Give the listing again character for character, but drop the images.

Extracts from a graphics dataset:
---
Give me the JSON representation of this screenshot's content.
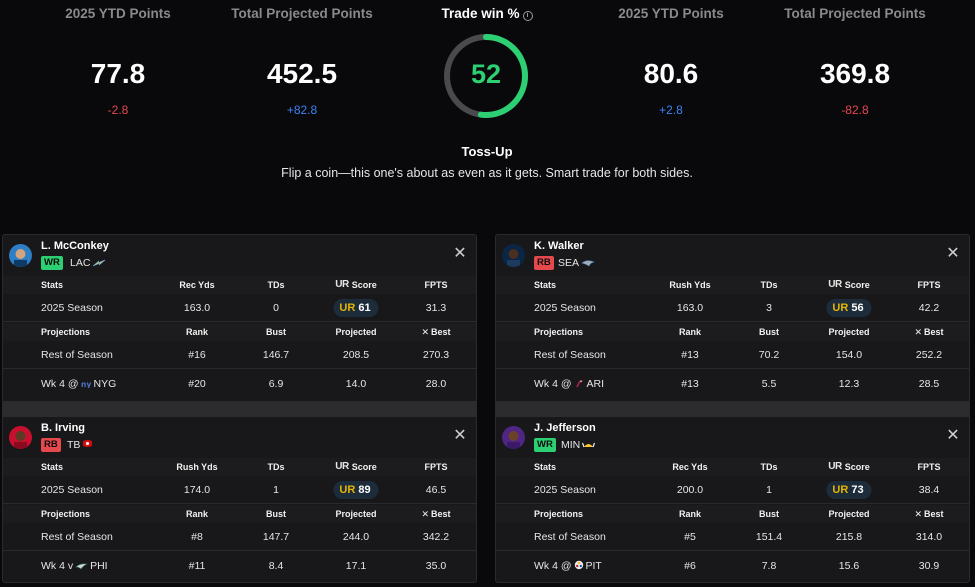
{
  "summary": {
    "left_ytd": {
      "label": "2025 YTD Points",
      "value": "77.8",
      "delta": "-2.8"
    },
    "left_proj": {
      "label": "Total Projected Points",
      "value": "452.5",
      "delta": "+82.8"
    },
    "right_ytd": {
      "label": "2025 YTD Points",
      "value": "80.6",
      "delta": "+2.8"
    },
    "right_proj": {
      "label": "Total Projected Points",
      "value": "369.8",
      "delta": "-82.8"
    },
    "trade_win_label": "Trade win %",
    "trade_win_value": "52",
    "trade_win_fraction": 0.52,
    "verdict": "Toss-Up",
    "verdict_desc": "Flip a coin—this one's about as even as it gets. Smart trade for both sides."
  },
  "colors": {
    "gauge": "#2dcf73",
    "wr": "#2dcf73",
    "rb": "#e5484d",
    "negative": "#e5484d",
    "positive": "#3b82f6"
  },
  "players": {
    "mcconkey": {
      "name": "L. McConkey",
      "position": "WR",
      "team": "LAC",
      "headers": {
        "stats": "Stats",
        "yds": "Rec Yds",
        "tds": "TDs",
        "score": "Score",
        "fpts": "FPTS"
      },
      "season": {
        "label": "2025 Season",
        "yds": "163.0",
        "tds": "0",
        "score": "61",
        "fpts": "31.3"
      },
      "proj_headers": {
        "projections": "Projections",
        "rank": "Rank",
        "bust": "Bust",
        "projected": "Projected",
        "best": "Best"
      },
      "ros": {
        "label": "Rest of Season",
        "rank": "#16",
        "bust": "146.7",
        "projected": "208.5",
        "best": "270.3"
      },
      "wk": {
        "label_prefix": "Wk 4 @",
        "opponent": "NYG",
        "rank": "#20",
        "bust": "6.9",
        "projected": "14.0",
        "best": "28.0"
      }
    },
    "irving": {
      "name": "B. Irving",
      "position": "RB",
      "team": "TB",
      "headers": {
        "stats": "Stats",
        "yds": "Rush Yds",
        "tds": "TDs",
        "score": "Score",
        "fpts": "FPTS"
      },
      "season": {
        "label": "2025 Season",
        "yds": "174.0",
        "tds": "1",
        "score": "89",
        "fpts": "46.5"
      },
      "proj_headers": {
        "projections": "Projections",
        "rank": "Rank",
        "bust": "Bust",
        "projected": "Projected",
        "best": "Best"
      },
      "ros": {
        "label": "Rest of Season",
        "rank": "#8",
        "bust": "147.7",
        "projected": "244.0",
        "best": "342.2"
      },
      "wk": {
        "label_prefix": "Wk 4 v",
        "opponent": "PHI",
        "rank": "#11",
        "bust": "8.4",
        "projected": "17.1",
        "best": "35.0"
      }
    },
    "walker": {
      "name": "K. Walker",
      "position": "RB",
      "team": "SEA",
      "headers": {
        "stats": "Stats",
        "yds": "Rush Yds",
        "tds": "TDs",
        "score": "Score",
        "fpts": "FPTS"
      },
      "season": {
        "label": "2025 Season",
        "yds": "163.0",
        "tds": "3",
        "score": "56",
        "fpts": "42.2"
      },
      "proj_headers": {
        "projections": "Projections",
        "rank": "Rank",
        "bust": "Bust",
        "projected": "Projected",
        "best": "Best"
      },
      "ros": {
        "label": "Rest of Season",
        "rank": "#13",
        "bust": "70.2",
        "projected": "154.0",
        "best": "252.2"
      },
      "wk": {
        "label_prefix": "Wk 4 @",
        "opponent": "ARI",
        "rank": "#13",
        "bust": "5.5",
        "projected": "12.3",
        "best": "28.5"
      }
    },
    "jefferson": {
      "name": "J. Jefferson",
      "position": "WR",
      "team": "MIN",
      "headers": {
        "stats": "Stats",
        "yds": "Rec Yds",
        "tds": "TDs",
        "score": "Score",
        "fpts": "FPTS"
      },
      "season": {
        "label": "2025 Season",
        "yds": "200.0",
        "tds": "1",
        "score": "73",
        "fpts": "38.4"
      },
      "proj_headers": {
        "projections": "Projections",
        "rank": "Rank",
        "bust": "Bust",
        "projected": "Projected",
        "best": "Best"
      },
      "ros": {
        "label": "Rest of Season",
        "rank": "#5",
        "bust": "151.4",
        "projected": "215.8",
        "best": "314.0"
      },
      "wk": {
        "label_prefix": "Wk 4 @",
        "opponent": "PIT",
        "rank": "#6",
        "bust": "7.8",
        "projected": "15.6",
        "best": "30.9"
      }
    }
  },
  "icons": {
    "close": "close-icon",
    "info": "info-icon",
    "best": "sparkle-icon",
    "ur": "ur-logo-icon"
  }
}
---
CORRECT RESPONSE:
Give me the JSON representation of this screenshot's content.
{
  "summary": {
    "left_ytd": {
      "label": "2025 YTD Points",
      "value": "77.8",
      "delta": "-2.8"
    },
    "left_proj": {
      "label": "Total Projected Points",
      "value": "452.5",
      "delta": "+82.8"
    },
    "right_ytd": {
      "label": "2025 YTD Points",
      "value": "80.6",
      "delta": "+2.8"
    },
    "right_proj": {
      "label": "Total Projected Points",
      "value": "369.8",
      "delta": "-82.8"
    },
    "trade_win_label": "Trade win %",
    "trade_win_value": "52",
    "trade_win_fraction": 0.52,
    "verdict": "Toss-Up",
    "verdict_desc": "Flip a coin—this one's about as even as it gets. Smart trade for both sides."
  },
  "colors": {
    "gauge": "#2dcf73",
    "wr": "#2dcf73",
    "rb": "#e5484d",
    "negative": "#e5484d",
    "positive": "#3b82f6"
  },
  "players": {
    "mcconkey": {
      "name": "L. McConkey",
      "position": "WR",
      "team": "LAC",
      "headers": {
        "stats": "Stats",
        "yds": "Rec Yds",
        "tds": "TDs",
        "score": "Score",
        "fpts": "FPTS"
      },
      "season": {
        "label": "2025 Season",
        "yds": "163.0",
        "tds": "0",
        "score": "61",
        "fpts": "31.3"
      },
      "proj_headers": {
        "projections": "Projections",
        "rank": "Rank",
        "bust": "Bust",
        "projected": "Projected",
        "best": "Best"
      },
      "ros": {
        "label": "Rest of Season",
        "rank": "#16",
        "bust": "146.7",
        "projected": "208.5",
        "best": "270.3"
      },
      "wk": {
        "label_prefix": "Wk 4 @",
        "opponent": "NYG",
        "rank": "#20",
        "bust": "6.9",
        "projected": "14.0",
        "best": "28.0"
      }
    },
    "irving": {
      "name": "B. Irving",
      "position": "RB",
      "team": "TB",
      "headers": {
        "stats": "Stats",
        "yds": "Rush Yds",
        "tds": "TDs",
        "score": "Score",
        "fpts": "FPTS"
      },
      "season": {
        "label": "2025 Season",
        "yds": "174.0",
        "tds": "1",
        "score": "89",
        "fpts": "46.5"
      },
      "proj_headers": {
        "projections": "Projections",
        "rank": "Rank",
        "bust": "Bust",
        "projected": "Projected",
        "best": "Best"
      },
      "ros": {
        "label": "Rest of Season",
        "rank": "#8",
        "bust": "147.7",
        "projected": "244.0",
        "best": "342.2"
      },
      "wk": {
        "label_prefix": "Wk 4 v",
        "opponent": "PHI",
        "rank": "#11",
        "bust": "8.4",
        "projected": "17.1",
        "best": "35.0"
      }
    },
    "walker": {
      "name": "K. Walker",
      "position": "RB",
      "team": "SEA",
      "headers": {
        "stats": "Stats",
        "yds": "Rush Yds",
        "tds": "TDs",
        "score": "Score",
        "fpts": "FPTS"
      },
      "season": {
        "label": "2025 Season",
        "yds": "163.0",
        "tds": "3",
        "score": "56",
        "fpts": "42.2"
      },
      "proj_headers": {
        "projections": "Projections",
        "rank": "Rank",
        "bust": "Bust",
        "projected": "Projected",
        "best": "Best"
      },
      "ros": {
        "label": "Rest of Season",
        "rank": "#13",
        "bust": "70.2",
        "projected": "154.0",
        "best": "252.2"
      },
      "wk": {
        "label_prefix": "Wk 4 @",
        "opponent": "ARI",
        "rank": "#13",
        "bust": "5.5",
        "projected": "12.3",
        "best": "28.5"
      }
    },
    "jefferson": {
      "name": "J. Jefferson",
      "position": "WR",
      "team": "MIN",
      "headers": {
        "stats": "Stats",
        "yds": "Rec Yds",
        "tds": "TDs",
        "score": "Score",
        "fpts": "FPTS"
      },
      "season": {
        "label": "2025 Season",
        "yds": "200.0",
        "tds": "1",
        "score": "73",
        "fpts": "38.4"
      },
      "proj_headers": {
        "projections": "Projections",
        "rank": "Rank",
        "bust": "Bust",
        "projected": "Projected",
        "best": "Best"
      },
      "ros": {
        "label": "Rest of Season",
        "rank": "#5",
        "bust": "151.4",
        "projected": "215.8",
        "best": "314.0"
      },
      "wk": {
        "label_prefix": "Wk 4 @",
        "opponent": "PIT",
        "rank": "#6",
        "bust": "7.8",
        "projected": "15.6",
        "best": "30.9"
      }
    }
  },
  "icons": {
    "close": "close-icon",
    "info": "info-icon",
    "best": "sparkle-icon",
    "ur": "ur-logo-icon"
  }
}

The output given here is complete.